WORK INSTRUCTIONS: Your task is to tally the lines of the listing containing the word "name" and report the figure alone.

GIVEN INFORMATION:
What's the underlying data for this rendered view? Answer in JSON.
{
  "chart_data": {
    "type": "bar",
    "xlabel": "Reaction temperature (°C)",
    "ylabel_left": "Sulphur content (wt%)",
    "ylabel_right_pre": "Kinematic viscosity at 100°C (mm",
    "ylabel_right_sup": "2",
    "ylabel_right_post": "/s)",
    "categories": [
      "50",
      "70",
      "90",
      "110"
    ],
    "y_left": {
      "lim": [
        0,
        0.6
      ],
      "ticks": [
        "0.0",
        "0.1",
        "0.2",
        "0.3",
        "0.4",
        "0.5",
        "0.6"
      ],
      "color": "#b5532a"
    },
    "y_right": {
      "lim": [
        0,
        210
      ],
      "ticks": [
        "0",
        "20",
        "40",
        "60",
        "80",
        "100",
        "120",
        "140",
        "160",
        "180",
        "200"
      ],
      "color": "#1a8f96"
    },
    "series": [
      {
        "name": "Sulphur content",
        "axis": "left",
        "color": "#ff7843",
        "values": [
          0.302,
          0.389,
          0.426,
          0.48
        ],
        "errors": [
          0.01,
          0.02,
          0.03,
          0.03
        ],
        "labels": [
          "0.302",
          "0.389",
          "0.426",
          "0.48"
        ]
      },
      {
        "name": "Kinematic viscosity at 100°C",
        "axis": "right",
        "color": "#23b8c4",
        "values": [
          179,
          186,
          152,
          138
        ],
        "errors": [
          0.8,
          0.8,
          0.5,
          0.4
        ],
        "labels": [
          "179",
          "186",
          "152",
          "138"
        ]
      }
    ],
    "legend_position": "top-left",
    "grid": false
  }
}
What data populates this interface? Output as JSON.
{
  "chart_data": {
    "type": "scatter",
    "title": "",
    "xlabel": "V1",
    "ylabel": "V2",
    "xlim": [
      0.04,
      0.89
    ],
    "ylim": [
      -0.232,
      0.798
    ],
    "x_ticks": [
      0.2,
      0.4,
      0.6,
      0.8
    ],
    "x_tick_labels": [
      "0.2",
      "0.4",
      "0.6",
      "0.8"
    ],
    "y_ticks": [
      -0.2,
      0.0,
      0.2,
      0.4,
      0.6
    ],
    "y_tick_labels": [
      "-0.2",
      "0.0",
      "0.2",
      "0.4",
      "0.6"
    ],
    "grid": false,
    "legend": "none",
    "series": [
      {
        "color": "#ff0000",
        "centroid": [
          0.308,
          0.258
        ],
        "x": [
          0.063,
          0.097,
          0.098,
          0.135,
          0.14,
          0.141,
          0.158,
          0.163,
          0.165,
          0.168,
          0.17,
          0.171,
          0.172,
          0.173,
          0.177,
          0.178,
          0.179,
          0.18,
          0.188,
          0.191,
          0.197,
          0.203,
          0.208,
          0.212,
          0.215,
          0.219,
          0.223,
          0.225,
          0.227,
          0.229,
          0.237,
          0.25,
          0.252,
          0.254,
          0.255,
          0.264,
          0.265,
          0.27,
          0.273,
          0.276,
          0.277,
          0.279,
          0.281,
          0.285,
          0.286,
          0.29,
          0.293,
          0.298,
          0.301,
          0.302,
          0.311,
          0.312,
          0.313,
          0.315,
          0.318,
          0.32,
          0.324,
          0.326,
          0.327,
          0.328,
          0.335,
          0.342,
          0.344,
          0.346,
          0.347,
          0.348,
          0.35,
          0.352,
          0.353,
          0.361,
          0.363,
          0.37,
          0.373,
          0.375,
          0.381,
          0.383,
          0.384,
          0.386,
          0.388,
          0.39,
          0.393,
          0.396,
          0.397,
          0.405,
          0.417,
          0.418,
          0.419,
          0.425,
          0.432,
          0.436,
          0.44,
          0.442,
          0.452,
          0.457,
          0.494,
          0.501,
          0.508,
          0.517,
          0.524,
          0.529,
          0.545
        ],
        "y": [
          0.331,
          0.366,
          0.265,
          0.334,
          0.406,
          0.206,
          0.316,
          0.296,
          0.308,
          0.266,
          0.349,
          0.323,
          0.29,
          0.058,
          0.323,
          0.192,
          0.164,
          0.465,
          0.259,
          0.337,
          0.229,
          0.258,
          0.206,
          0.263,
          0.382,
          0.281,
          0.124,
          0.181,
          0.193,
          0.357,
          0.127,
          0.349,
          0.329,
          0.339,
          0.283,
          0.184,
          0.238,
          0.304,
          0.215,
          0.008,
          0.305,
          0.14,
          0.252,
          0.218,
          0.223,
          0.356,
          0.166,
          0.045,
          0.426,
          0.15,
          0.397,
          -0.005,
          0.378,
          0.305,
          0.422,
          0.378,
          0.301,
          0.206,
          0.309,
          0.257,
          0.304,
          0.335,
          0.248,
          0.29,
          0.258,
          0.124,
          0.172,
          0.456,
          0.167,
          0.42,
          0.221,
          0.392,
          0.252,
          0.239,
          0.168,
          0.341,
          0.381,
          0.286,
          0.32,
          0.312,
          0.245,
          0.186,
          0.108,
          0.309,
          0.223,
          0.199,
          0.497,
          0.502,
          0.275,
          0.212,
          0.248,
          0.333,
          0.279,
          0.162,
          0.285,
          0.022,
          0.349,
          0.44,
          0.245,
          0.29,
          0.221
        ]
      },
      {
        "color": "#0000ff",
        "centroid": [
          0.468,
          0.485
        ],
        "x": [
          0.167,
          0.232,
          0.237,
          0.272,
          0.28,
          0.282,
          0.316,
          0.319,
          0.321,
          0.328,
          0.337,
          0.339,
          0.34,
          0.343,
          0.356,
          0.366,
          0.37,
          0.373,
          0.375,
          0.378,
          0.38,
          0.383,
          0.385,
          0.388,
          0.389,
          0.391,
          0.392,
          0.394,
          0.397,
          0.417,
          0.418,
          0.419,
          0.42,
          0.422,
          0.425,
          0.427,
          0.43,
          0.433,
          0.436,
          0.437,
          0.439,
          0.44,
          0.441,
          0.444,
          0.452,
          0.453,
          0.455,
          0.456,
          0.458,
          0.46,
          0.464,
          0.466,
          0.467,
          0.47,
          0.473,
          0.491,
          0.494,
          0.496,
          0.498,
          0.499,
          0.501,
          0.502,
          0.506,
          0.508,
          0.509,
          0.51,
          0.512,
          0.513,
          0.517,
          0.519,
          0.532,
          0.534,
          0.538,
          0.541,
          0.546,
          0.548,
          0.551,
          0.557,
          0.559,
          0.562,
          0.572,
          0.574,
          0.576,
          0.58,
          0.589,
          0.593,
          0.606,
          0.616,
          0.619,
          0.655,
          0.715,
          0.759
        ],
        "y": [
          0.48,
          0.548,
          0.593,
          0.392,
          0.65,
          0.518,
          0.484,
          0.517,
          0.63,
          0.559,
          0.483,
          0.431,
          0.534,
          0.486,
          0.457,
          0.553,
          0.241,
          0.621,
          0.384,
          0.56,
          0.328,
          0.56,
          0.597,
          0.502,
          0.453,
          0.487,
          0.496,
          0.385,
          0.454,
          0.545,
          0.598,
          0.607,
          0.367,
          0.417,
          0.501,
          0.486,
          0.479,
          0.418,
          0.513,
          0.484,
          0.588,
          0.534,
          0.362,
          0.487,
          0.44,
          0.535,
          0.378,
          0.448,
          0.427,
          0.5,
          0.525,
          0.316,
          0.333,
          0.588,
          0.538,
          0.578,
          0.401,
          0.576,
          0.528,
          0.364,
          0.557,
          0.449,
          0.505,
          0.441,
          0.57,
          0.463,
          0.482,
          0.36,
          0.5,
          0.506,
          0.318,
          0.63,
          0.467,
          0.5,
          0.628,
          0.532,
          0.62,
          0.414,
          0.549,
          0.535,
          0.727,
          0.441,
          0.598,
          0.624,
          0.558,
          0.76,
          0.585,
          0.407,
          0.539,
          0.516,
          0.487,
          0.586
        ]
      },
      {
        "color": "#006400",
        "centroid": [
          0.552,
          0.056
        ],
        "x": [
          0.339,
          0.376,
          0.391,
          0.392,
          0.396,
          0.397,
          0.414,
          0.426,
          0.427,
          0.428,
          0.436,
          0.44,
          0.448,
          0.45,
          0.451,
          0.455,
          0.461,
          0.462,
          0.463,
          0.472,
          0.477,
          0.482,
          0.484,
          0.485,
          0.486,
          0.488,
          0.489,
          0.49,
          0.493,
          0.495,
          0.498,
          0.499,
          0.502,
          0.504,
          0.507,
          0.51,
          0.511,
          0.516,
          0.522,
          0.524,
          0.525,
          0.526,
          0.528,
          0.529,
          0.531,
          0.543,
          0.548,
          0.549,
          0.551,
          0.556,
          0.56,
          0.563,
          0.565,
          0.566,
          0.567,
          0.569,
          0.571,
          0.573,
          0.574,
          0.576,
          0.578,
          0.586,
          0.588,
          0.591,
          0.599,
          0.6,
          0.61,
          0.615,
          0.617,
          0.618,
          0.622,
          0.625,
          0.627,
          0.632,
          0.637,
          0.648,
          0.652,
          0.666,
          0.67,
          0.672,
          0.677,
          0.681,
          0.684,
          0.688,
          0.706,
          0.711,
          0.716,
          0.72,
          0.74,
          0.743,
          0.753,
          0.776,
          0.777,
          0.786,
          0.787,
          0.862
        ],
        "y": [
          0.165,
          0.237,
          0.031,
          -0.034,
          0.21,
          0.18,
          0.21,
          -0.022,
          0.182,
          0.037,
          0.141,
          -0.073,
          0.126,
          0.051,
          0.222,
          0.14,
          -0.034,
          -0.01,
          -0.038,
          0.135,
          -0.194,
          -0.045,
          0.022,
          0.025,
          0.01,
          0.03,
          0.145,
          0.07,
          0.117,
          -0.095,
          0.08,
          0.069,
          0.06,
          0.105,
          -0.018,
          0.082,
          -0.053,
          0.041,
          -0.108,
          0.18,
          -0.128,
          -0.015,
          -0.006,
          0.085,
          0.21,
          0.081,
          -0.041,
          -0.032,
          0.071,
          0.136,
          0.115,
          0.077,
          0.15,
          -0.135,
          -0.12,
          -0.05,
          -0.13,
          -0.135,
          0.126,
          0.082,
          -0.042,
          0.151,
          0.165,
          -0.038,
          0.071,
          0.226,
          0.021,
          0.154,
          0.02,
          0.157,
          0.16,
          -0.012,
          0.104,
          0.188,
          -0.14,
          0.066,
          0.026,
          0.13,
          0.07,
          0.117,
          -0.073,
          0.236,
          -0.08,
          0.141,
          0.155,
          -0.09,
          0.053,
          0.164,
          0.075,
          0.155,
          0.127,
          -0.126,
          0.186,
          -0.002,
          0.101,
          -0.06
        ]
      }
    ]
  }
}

OUTPUT: 2